Items from a data source
* * *

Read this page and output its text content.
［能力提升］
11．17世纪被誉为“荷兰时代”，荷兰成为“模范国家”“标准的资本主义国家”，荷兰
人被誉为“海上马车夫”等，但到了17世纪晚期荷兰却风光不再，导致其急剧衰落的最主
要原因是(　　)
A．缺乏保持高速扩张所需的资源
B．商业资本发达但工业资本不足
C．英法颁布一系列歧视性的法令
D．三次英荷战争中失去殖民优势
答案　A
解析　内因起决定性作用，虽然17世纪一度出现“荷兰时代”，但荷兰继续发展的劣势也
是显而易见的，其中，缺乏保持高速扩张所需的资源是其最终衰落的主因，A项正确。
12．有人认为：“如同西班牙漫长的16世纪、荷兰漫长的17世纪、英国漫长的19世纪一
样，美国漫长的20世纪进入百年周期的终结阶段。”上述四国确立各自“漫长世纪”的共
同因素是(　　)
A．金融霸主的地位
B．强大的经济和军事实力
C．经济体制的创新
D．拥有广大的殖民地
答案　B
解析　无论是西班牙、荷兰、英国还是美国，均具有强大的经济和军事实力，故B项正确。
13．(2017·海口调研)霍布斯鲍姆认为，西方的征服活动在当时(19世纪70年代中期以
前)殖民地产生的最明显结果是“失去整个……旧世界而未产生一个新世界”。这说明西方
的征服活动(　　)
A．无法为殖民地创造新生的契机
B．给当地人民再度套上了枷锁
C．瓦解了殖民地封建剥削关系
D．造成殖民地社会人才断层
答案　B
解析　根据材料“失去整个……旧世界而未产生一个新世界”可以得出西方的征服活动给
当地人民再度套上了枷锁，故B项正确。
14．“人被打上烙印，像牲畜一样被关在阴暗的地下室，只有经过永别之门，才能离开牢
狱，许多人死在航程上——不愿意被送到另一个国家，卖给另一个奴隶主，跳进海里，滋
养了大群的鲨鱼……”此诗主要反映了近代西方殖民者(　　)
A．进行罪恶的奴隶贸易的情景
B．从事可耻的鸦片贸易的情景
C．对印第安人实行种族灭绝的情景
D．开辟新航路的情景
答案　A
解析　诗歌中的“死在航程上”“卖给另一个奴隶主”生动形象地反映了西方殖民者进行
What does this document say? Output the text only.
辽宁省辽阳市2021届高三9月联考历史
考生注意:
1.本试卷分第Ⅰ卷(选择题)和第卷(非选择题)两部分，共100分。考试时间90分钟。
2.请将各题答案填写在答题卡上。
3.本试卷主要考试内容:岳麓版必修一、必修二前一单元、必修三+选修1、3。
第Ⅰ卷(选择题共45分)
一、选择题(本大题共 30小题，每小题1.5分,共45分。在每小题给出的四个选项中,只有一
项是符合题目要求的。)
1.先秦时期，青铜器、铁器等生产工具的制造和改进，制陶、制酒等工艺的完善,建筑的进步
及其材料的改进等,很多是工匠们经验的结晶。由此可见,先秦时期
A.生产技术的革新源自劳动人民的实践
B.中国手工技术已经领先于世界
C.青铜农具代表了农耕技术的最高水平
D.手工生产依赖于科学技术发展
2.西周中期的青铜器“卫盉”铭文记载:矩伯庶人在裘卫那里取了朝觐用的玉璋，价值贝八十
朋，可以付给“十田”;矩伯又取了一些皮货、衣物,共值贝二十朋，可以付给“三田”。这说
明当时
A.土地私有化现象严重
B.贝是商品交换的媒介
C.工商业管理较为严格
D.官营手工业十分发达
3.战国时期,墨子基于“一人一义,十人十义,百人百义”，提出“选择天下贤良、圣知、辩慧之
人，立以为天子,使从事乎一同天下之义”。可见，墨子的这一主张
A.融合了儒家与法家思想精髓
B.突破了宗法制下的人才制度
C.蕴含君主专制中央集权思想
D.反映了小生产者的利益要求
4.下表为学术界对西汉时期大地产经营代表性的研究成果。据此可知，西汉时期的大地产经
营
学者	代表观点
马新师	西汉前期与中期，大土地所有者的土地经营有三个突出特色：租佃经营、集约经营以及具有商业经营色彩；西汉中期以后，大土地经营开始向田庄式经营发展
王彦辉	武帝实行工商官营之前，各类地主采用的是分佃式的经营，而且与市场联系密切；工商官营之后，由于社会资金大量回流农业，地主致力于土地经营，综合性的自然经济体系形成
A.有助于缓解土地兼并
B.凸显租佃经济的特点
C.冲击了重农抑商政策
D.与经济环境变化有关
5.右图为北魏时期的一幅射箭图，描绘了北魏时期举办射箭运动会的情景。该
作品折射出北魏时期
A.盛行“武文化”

* * *

Exercise directions:
Reproduce all of the data exactly as given.

Exercise output:
Read this page and output its text content.
［能力提升］
11．17世纪被誉为“荷兰时代”，荷兰成为“模范国家”“标准的资本主义国家”，荷兰
人被誉为“海上马车夫”等，但到了17世纪晚期荷兰却风光不再，导致其急剧衰落的最主
要原因是(　　)
A．缺乏保持高速扩张所需的资源
B．商业资本发达但工业资本不足
C．英法颁布一系列歧视性的法令
D．三次英荷战争中失去殖民优势
答案　A
解析　内因起决定性作用，虽然17世纪一度出现“荷兰时代”，但荷兰继续发展的劣势也
是显而易见的，其中，缺乏保持高速扩张所需的资源是其最终衰落的主因，A项正确。
12．有人认为：“如同西班牙漫长的16世纪、荷兰漫长的17世纪、英国漫长的19世纪一
样，美国漫长的20世纪进入百年周期的终结阶段。”上述四国确立各自“漫长世纪”的共
同因素是(　　)
A．金融霸主的地位
B．强大的经济和军事实力
C．经济体制的创新
D．拥有广大的殖民地
答案　B
解析　无论是西班牙、荷兰、英国还是美国，均具有强大的经济和军事实力，故B项正确。
13．(2017·海口调研)霍布斯鲍姆认为，西方的征服活动在当时(19世纪70年代中期以
前)殖民地产生的最明显结果是“失去整个……旧世界而未产生一个新世界”。这说明西方
的征服活动(　　)
A．无法为殖民地创造新生的契机
B．给当地人民再度套上了枷锁
C．瓦解了殖民地封建剥削关系
D．造成殖民地社会人才断层
答案　B
解析　根据材料“失去整个……旧世界而未产生一个新世界”可以得出西方的征服活动给
当地人民再度套上了枷锁，故B项正确。
14．“人被打上烙印，像牲畜一样被关在阴暗的地下室，只有经过永别之门，才能离开牢
狱，许多人死在航程上——不愿意被送到另一个国家，卖给另一个奴隶主，跳进海里，滋
养了大群的鲨鱼……”此诗主要反映了近代西方殖民者(　　)
A．进行罪恶的奴隶贸易的情景
B．从事可耻的鸦片贸易的情景
C．对印第安人实行种族灭绝的情景
D．开辟新航路的情景
答案　A
解析　诗歌中的“死在航程上”“卖给另一个奴隶主”生动形象地反映了西方殖民者进行
What does this document say? Output the text only.
辽宁省辽阳市2021届高三9月联考历史
考生注意:
1.本试卷分第Ⅰ卷(选择题)和第卷(非选择题)两部分，共100分。考试时间90分钟。
2.请将各题答案填写在答题卡上。
3.本试卷主要考试内容:岳麓版必修一、必修二前一单元、必修三+选修1、3。
第Ⅰ卷(选择题共45分)
一、选择题(本大题共 30小题，每小题1.5分,共45分。在每小题给出的四个选项中,只有一
项是符合题目要求的。)
1.先秦时期，青铜器、铁器等生产工具的制造和改进，制陶、制酒等工艺的完善,建筑的进步
及其材料的改进等,很多是工匠们经验的结晶。由此可见,先秦时期
A.生产技术的革新源自劳动人民的实践
B.中国手工技术已经领先于世界
C.青铜农具代表了农耕技术的最高水平
D.手工生产依赖于科学技术发展
2.西周中期的青铜器“卫盉”铭文记载:矩伯庶人在裘卫那里取了朝觐用的玉璋，价值贝八十
朋，可以付给“十田”;矩伯又取了一些皮货、衣物,共值贝二十朋，可以付给“三田”。这说
明当时
A.土地私有化现象严重
B.贝是商品交换的媒介
C.工商业管理较为严格
D.官营手工业十分发达
3.战国时期,墨子基于“一人一义,十人十义,百人百义”，提出“选择天下贤良、圣知、辩慧之
人，立以为天子,使从事乎一同天下之义”。可见，墨子的这一主张
A.融合了儒家与法家思想精髓
B.突破了宗法制下的人才制度
C.蕴含君主专制中央集权思想
D.反映了小生产者的利益要求
4.下表为学术界对西汉时期大地产经营代表性的研究成果。据此可知，西汉时期的大地产经
营
学者	代表观点
马新师	西汉前期与中期，大土地所有者的土地经营有三个突出特色：租佃经营、集约经营以及具有商业经营色彩；西汉中期以后，大土地经营开始向田庄式经营发展
王彦辉	武帝实行工商官营之前，各类地主采用的是分佃式的经营，而且与市场联系密切；工商官营之后，由于社会资金大量回流农业，地主致力于土地经营，综合性的自然经济体系形成
A.有助于缓解土地兼并
B.凸显租佃经济的特点
C.冲击了重农抑商政策
D.与经济环境变化有关
5.右图为北魏时期的一幅射箭图，描绘了北魏时期举办射箭运动会的情景。该
作品折射出北魏时期
A.盛行“武文化”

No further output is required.